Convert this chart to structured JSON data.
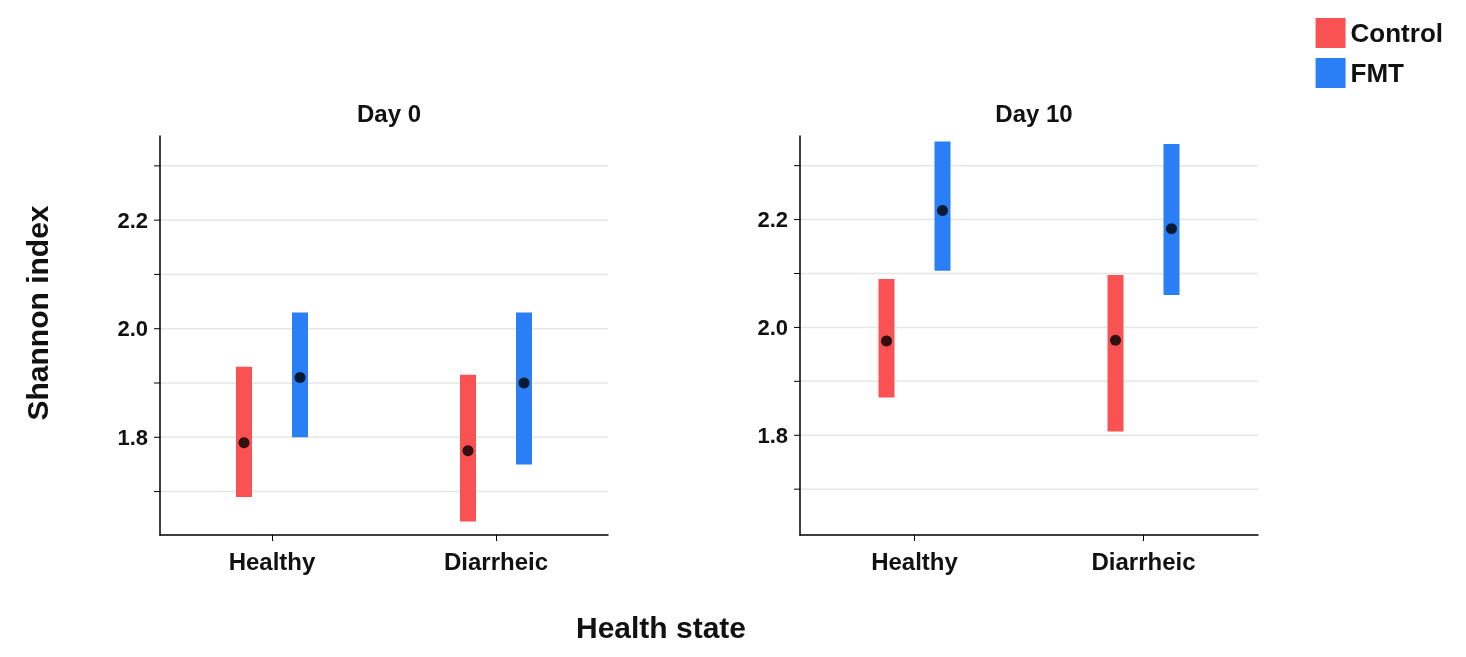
{
  "chart_data": [
    {
      "type": "bar",
      "title": "Day 0",
      "ylabel": "Shannon index",
      "xlabel": "Health state",
      "categories": [
        "Healthy",
        "Diarrheic"
      ],
      "ylim": [
        1.62,
        2.355
      ],
      "yticks": [
        {
          "value": 1.7,
          "label": null
        },
        {
          "value": 1.8,
          "label": "1.8"
        },
        {
          "value": 1.9,
          "label": null
        },
        {
          "value": 2,
          "label": "2.0"
        },
        {
          "value": 2.1,
          "label": null
        },
        {
          "value": 2.2,
          "label": "2.2"
        },
        {
          "value": 2.3,
          "label": null
        }
      ],
      "grid": "y",
      "series": [
        {
          "color": "#fa5252",
          "base": [
            1.69,
            1.645
          ],
          "values": [
            0.24,
            0.27
          ]
        },
        {
          "color": "#2a7ff7",
          "base": [
            1.8,
            1.75
          ],
          "values": [
            0.23,
            0.28
          ]
        },
        {
          "type": "scatter",
          "color": "#000000",
          "marker": "circle",
          "x": [
            "Healthy",
            "Diarrheic"
          ],
          "values": [
            1.79,
            1.775
          ]
        },
        {
          "type": "scatter",
          "color": "#000000",
          "marker": "circle",
          "x": [
            "Healthy",
            "Diarrheic"
          ],
          "values": [
            1.91,
            1.9
          ]
        }
      ]
    },
    {
      "type": "bar",
      "title": "Day 10",
      "categories": [
        "Healthy",
        "Diarrheic"
      ],
      "ylim": [
        1.615,
        2.355
      ],
      "yticks": [
        {
          "value": 1.7,
          "label": null
        },
        {
          "value": 1.8,
          "label": "1.8"
        },
        {
          "value": 1.9,
          "label": null
        },
        {
          "value": 2,
          "label": "2.0"
        },
        {
          "value": 2.1,
          "label": null
        },
        {
          "value": 2.2,
          "label": "2.2"
        },
        {
          "value": 2.3,
          "label": null
        }
      ],
      "grid": "y",
      "legend": "top right",
      "series": [
        {
          "name": "Control",
          "color": "#fa5252",
          "base": [
            1.87,
            1.807
          ],
          "values": [
            0.22,
            0.29
          ]
        },
        {
          "name": "FMT",
          "color": "#2a7ff7",
          "base": [
            2.105,
            2.06
          ],
          "values": [
            0.24,
            0.28
          ]
        },
        {
          "type": "scatter",
          "color": "#000000",
          "marker": "circle",
          "x": [
            "Healthy",
            "Diarrheic"
          ],
          "values": [
            1.975,
            1.976
          ]
        },
        {
          "type": "scatter",
          "color": "#000000",
          "marker": "circle",
          "x": [
            "Healthy",
            "Diarrheic"
          ],
          "values": [
            2.217,
            2.183
          ]
        }
      ]
    }
  ]
}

- [WHAT THE EXERCISE ASKS]:
Extract all the data above exactly, excluding every picture.

- [CORRECT ANSWER]:
Convert this chart to structured JSON data.
{
  "chart_data": [
    {
      "type": "bar",
      "title": "Day 0",
      "ylabel": "Shannon index",
      "xlabel": "Health state",
      "categories": [
        "Healthy",
        "Diarrheic"
      ],
      "ylim": [
        1.62,
        2.355
      ],
      "yticks": [
        {
          "value": 1.7,
          "label": null
        },
        {
          "value": 1.8,
          "label": "1.8"
        },
        {
          "value": 1.9,
          "label": null
        },
        {
          "value": 2,
          "label": "2.0"
        },
        {
          "value": 2.1,
          "label": null
        },
        {
          "value": 2.2,
          "label": "2.2"
        },
        {
          "value": 2.3,
          "label": null
        }
      ],
      "grid": "y",
      "series": [
        {
          "color": "#fa5252",
          "base": [
            1.69,
            1.645
          ],
          "values": [
            0.24,
            0.27
          ]
        },
        {
          "color": "#2a7ff7",
          "base": [
            1.8,
            1.75
          ],
          "values": [
            0.23,
            0.28
          ]
        },
        {
          "type": "scatter",
          "color": "#000000",
          "marker": "circle",
          "x": [
            "Healthy",
            "Diarrheic"
          ],
          "values": [
            1.79,
            1.775
          ]
        },
        {
          "type": "scatter",
          "color": "#000000",
          "marker": "circle",
          "x": [
            "Healthy",
            "Diarrheic"
          ],
          "values": [
            1.91,
            1.9
          ]
        }
      ]
    },
    {
      "type": "bar",
      "title": "Day 10",
      "categories": [
        "Healthy",
        "Diarrheic"
      ],
      "ylim": [
        1.615,
        2.355
      ],
      "yticks": [
        {
          "value": 1.7,
          "label": null
        },
        {
          "value": 1.8,
          "label": "1.8"
        },
        {
          "value": 1.9,
          "label": null
        },
        {
          "value": 2,
          "label": "2.0"
        },
        {
          "value": 2.1,
          "label": null
        },
        {
          "value": 2.2,
          "label": "2.2"
        },
        {
          "value": 2.3,
          "label": null
        }
      ],
      "grid": "y",
      "legend": "top right",
      "series": [
        {
          "name": "Control",
          "color": "#fa5252",
          "base": [
            1.87,
            1.807
          ],
          "values": [
            0.22,
            0.29
          ]
        },
        {
          "name": "FMT",
          "color": "#2a7ff7",
          "base": [
            2.105,
            2.06
          ],
          "values": [
            0.24,
            0.28
          ]
        },
        {
          "type": "scatter",
          "color": "#000000",
          "marker": "circle",
          "x": [
            "Healthy",
            "Diarrheic"
          ],
          "values": [
            1.975,
            1.976
          ]
        },
        {
          "type": "scatter",
          "color": "#000000",
          "marker": "circle",
          "x": [
            "Healthy",
            "Diarrheic"
          ],
          "values": [
            2.217,
            2.183
          ]
        }
      ]
    }
  ]
}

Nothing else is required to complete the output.